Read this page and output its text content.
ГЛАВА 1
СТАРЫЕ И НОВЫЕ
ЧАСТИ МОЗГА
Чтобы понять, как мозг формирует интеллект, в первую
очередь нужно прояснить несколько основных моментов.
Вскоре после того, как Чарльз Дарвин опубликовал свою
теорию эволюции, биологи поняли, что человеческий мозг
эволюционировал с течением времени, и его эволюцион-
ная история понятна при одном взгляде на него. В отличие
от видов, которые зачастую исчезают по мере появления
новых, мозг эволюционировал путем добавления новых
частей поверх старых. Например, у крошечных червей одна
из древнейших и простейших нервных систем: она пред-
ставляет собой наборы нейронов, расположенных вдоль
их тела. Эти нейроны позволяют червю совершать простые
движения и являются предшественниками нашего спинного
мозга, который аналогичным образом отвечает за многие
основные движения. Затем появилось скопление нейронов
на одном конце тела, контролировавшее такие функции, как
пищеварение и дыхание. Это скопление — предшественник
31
##############################
◆ Set task:
Pick out every line holding the string "тела" and return it.

◆ Solution for this exercise:
их тела. Эти нейроны позволяют червю совершать простые
на одном конце тела, контролировавшее такие функции, как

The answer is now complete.